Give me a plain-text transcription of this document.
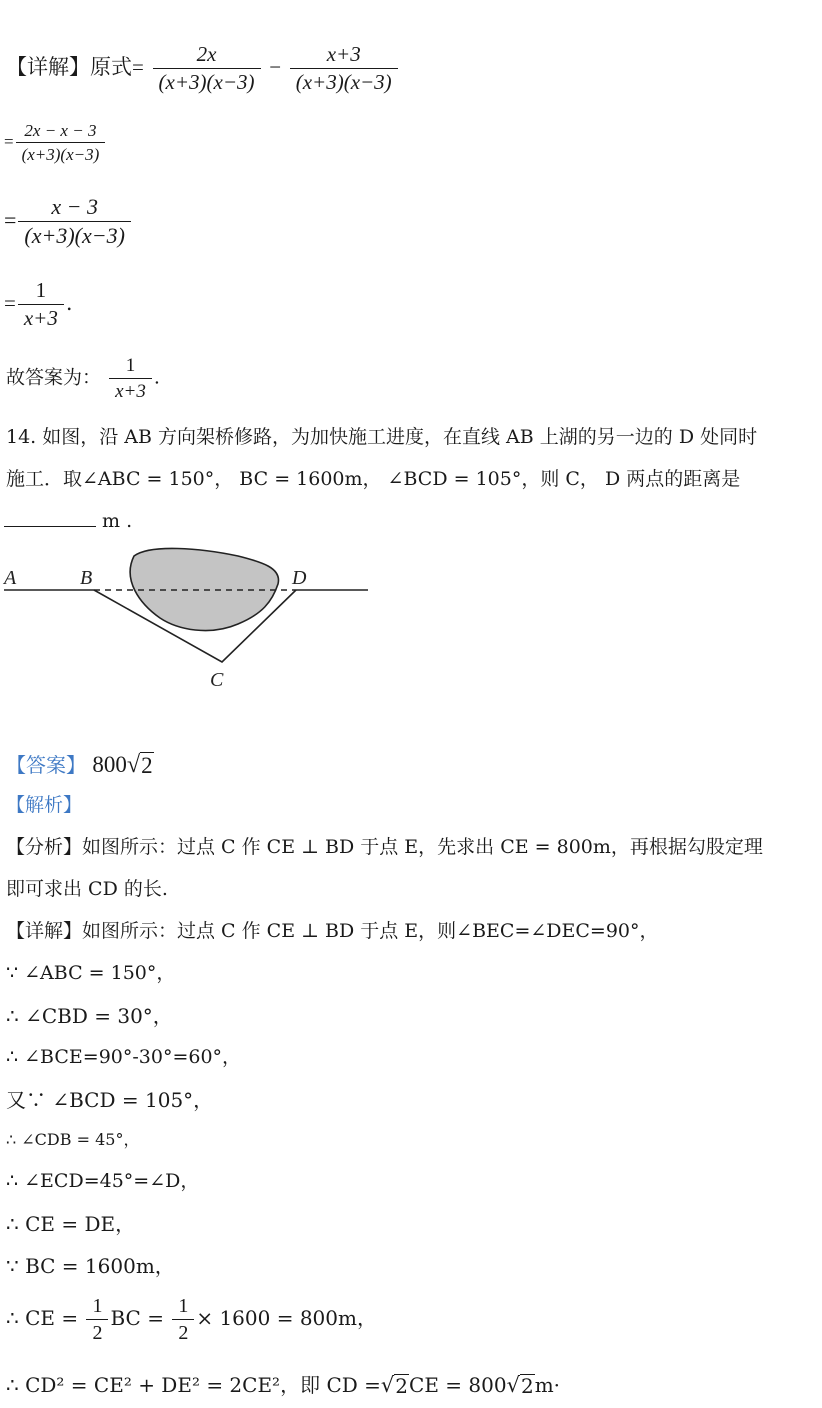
【详解】原式= $\frac{2x}{(x+3)(x-3)} - \frac{x+3}{(x+3)(x-3)}$
= $\frac{2x - x - 3}{(x+3)(x-3)}$
= $\frac{x - 3}{(x+3)(x-3)}$
= $\frac{1}{x+3}$ .
故答案为： $\frac{1}{x+3}$ .
14. 如图，沿 AB 方向架桥修路，为加快施工进度，在直线 AB 上湖的另一边的 D 处同时
施工．取∠ABC = 150°， BC = 1600m， ∠BCD = 105°，则 C， D 两点的距离是
m .
A	B	D
C
【答案】 800 √ 2
【解析】
【分析】如图所示：过点 C 作 CE ⊥ BD 于点 E，先求出 CE = 800m，再根据勾股定理
即可求出 CD 的长.
【详解】如图所示：过点 C 作 CE ⊥ BD 于点 E，则∠BEC=∠DEC=90°，
∵ ∠ABC = 150°，
∴ ∠CBD = 30°，
∴ ∠BCE=90°-30°=60°，
又∵ ∠BCD = 105°，
∴ ∠CDB = 45°，
∴ ∠ECD=45°=∠D，
∴ CE = DE，
∵ BC = 1600m，
∴ CE = $\frac{1}{2}$ BC = $\frac{1}{2} \times 1600 = 800m$，
∴ CD² = CE² + DE² = 2CE²，即 CD = √ 2 CE = 800 √ 2 m·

::::

Quote every line of the records above exactly; no picture is to be copied.

▶ [OUTPUT FOR THIS EXERCISE]:
Give me a plain-text transcription of this document.
【详解】原式= $\frac{2x}{(x+3)(x-3)} - \frac{x+3}{(x+3)(x-3)}$
= $\frac{2x - x - 3}{(x+3)(x-3)}$
= $\frac{x - 3}{(x+3)(x-3)}$
= $\frac{1}{x+3}$ .
故答案为： $\frac{1}{x+3}$ .
14. 如图，沿 AB 方向架桥修路，为加快施工进度，在直线 AB 上湖的另一边的 D 处同时
施工．取∠ABC = 150°， BC = 1600m， ∠BCD = 105°，则 C， D 两点的距离是
m .
A	B	D
C
【答案】 800 √ 2
【解析】
【分析】如图所示：过点 C 作 CE ⊥ BD 于点 E，先求出 CE = 800m，再根据勾股定理
即可求出 CD 的长.
【详解】如图所示：过点 C 作 CE ⊥ BD 于点 E，则∠BEC=∠DEC=90°，
∵ ∠ABC = 150°，
∴ ∠CBD = 30°，
∴ ∠BCE=90°-30°=60°，
又∵ ∠BCD = 105°，
∴ ∠CDB = 45°，
∴ ∠ECD=45°=∠D，
∴ CE = DE，
∵ BC = 1600m，
∴ CE = $\frac{1}{2}$ BC = $\frac{1}{2} \times 1600 = 800m$，
∴ CD² = CE² + DE² = 2CE²，即 CD = √ 2 CE = 800 √ 2 m·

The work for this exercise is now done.